[Collected data entries]
>>>>

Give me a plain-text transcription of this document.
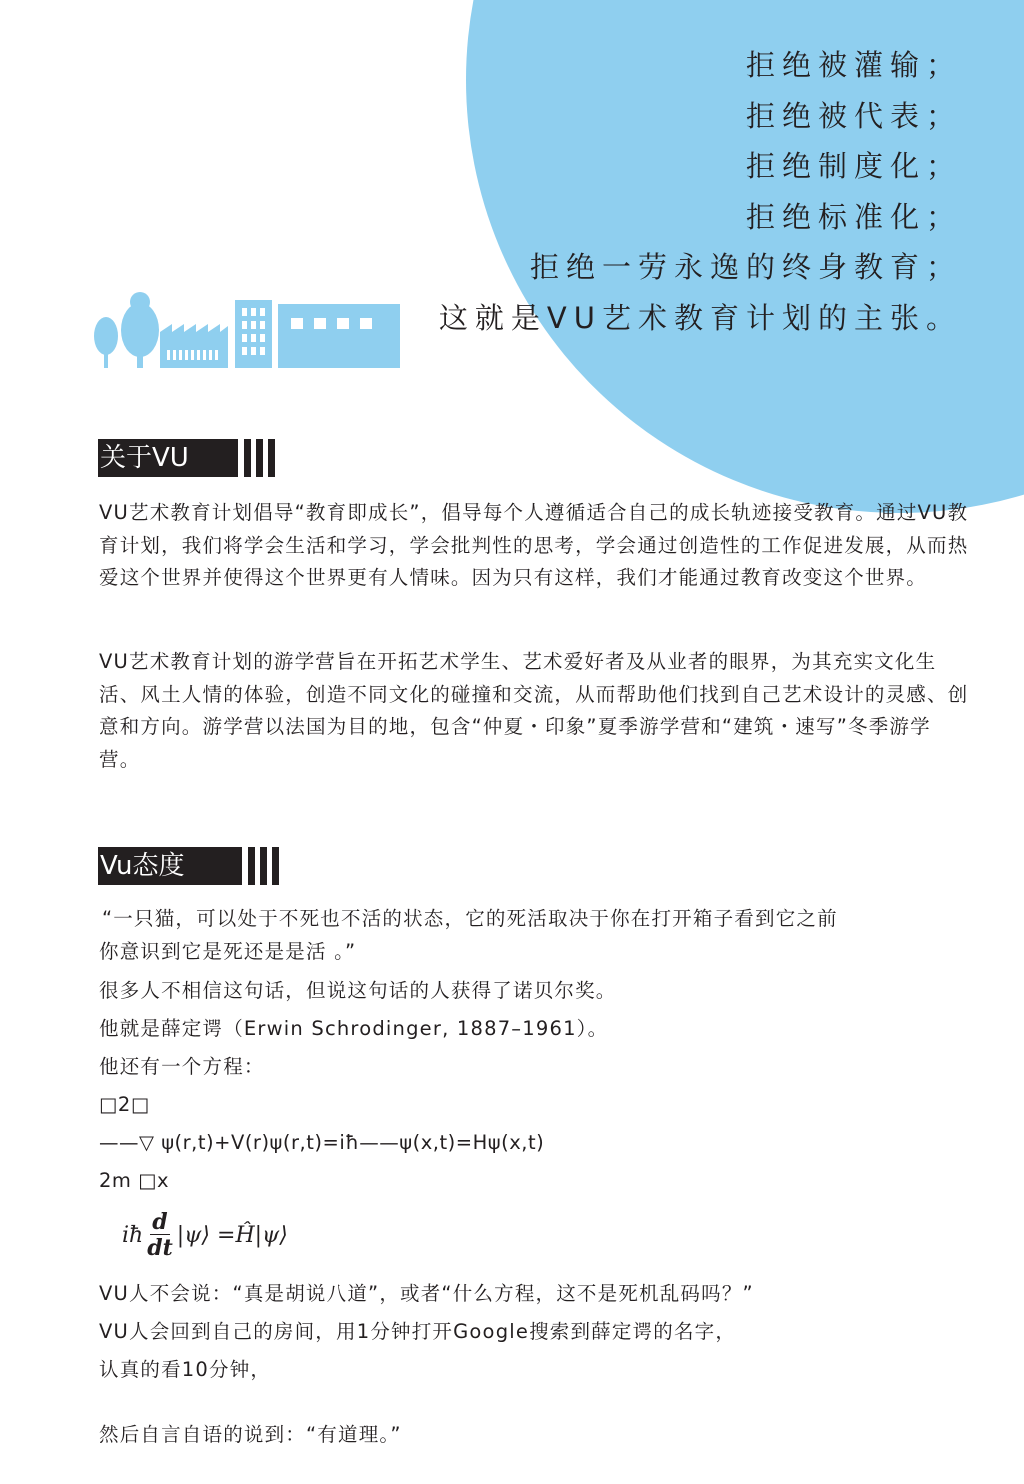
拒绝被灌输；
拒绝被代表；
拒绝制度化；
拒绝标准化；
拒绝一劳永逸的终身教育；
这就是VU艺术教育计划的主张。
关于VU

VU艺术教育计划倡导“教育即成长”，倡导每个人遵循适合自己的成长轨迹接受教育。通过VU教育计划，我们将学会生活和学习，学会批判性的思考，学会通过创造性的工作促进发展，从而热爱这个世界并使得这个世界更有人情味。因为只有这样，我们才能通过教育改变这个世界。

VU艺术教育计划的游学营旨在开拓艺术学生、艺术爱好者及从业者的眼界，为其充实文化生活、风土人情的体验，创造不同文化的碰撞和交流，从而帮助他们找到自己艺术设计的灵感、创意和方向。游学营以法国为目的地，包含“仲夏・印象”夏季游学营和“建筑・速写”冬季游学营。

Vu态度
“一只猫，可以处于不死也不活的状态，它的死活取决于你在打开箱子看到它之前
你意识到它是死还是是活 。”
很多人不相信这句话，但说这句话的人获得了诺贝尔奖。
他就是薛定谔（Erwin Schrodinger, 1887–1961）。
他还有一个方程：
□2□
——▽ ψ(r,t)+V(r)ψ(r,t)=iħ——ψ(x,t)=Hψ(x,t)
2m □x
iħ $\frac{d}{dt}$ |ψ⟩ =Ĥ|ψ⟩
VU人不会说：“真是胡说八道”，或者“什么方程，这不是死机乱码吗？”
VU人会回到自己的房间，用1分钟打开Google搜索到薛定谔的名字，
认真的看10分钟，
然后自言自语的说到：“有道理。”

<<<<

▶ **Objective**:
Are you able to set down all the lines above exactly, without any pictures?

▶ **Correct answer**:
Give me a plain-text transcription of this document.
拒绝被灌输；
拒绝被代表；
拒绝制度化；
拒绝标准化；
拒绝一劳永逸的终身教育；
这就是VU艺术教育计划的主张。
关于VU

VU艺术教育计划倡导“教育即成长”，倡导每个人遵循适合自己的成长轨迹接受教育。通过VU教育计划，我们将学会生活和学习，学会批判性的思考，学会通过创造性的工作促进发展，从而热爱这个世界并使得这个世界更有人情味。因为只有这样，我们才能通过教育改变这个世界。

VU艺术教育计划的游学营旨在开拓艺术学生、艺术爱好者及从业者的眼界，为其充实文化生活、风土人情的体验，创造不同文化的碰撞和交流，从而帮助他们找到自己艺术设计的灵感、创意和方向。游学营以法国为目的地，包含“仲夏・印象”夏季游学营和“建筑・速写”冬季游学营。

Vu态度
“一只猫，可以处于不死也不活的状态，它的死活取决于你在打开箱子看到它之前
你意识到它是死还是是活 。”
很多人不相信这句话，但说这句话的人获得了诺贝尔奖。
他就是薛定谔（Erwin Schrodinger, 1887–1961）。
他还有一个方程：
□2□
——▽ ψ(r,t)+V(r)ψ(r,t)=iħ——ψ(x,t)=Hψ(x,t)
2m □x
iħ $\frac{d}{dt}$ |ψ⟩ =Ĥ|ψ⟩
VU人不会说：“真是胡说八道”，或者“什么方程，这不是死机乱码吗？”
VU人会回到自己的房间，用1分钟打开Google搜索到薛定谔的名字，
认真的看10分钟，
然后自言自语的说到：“有道理。”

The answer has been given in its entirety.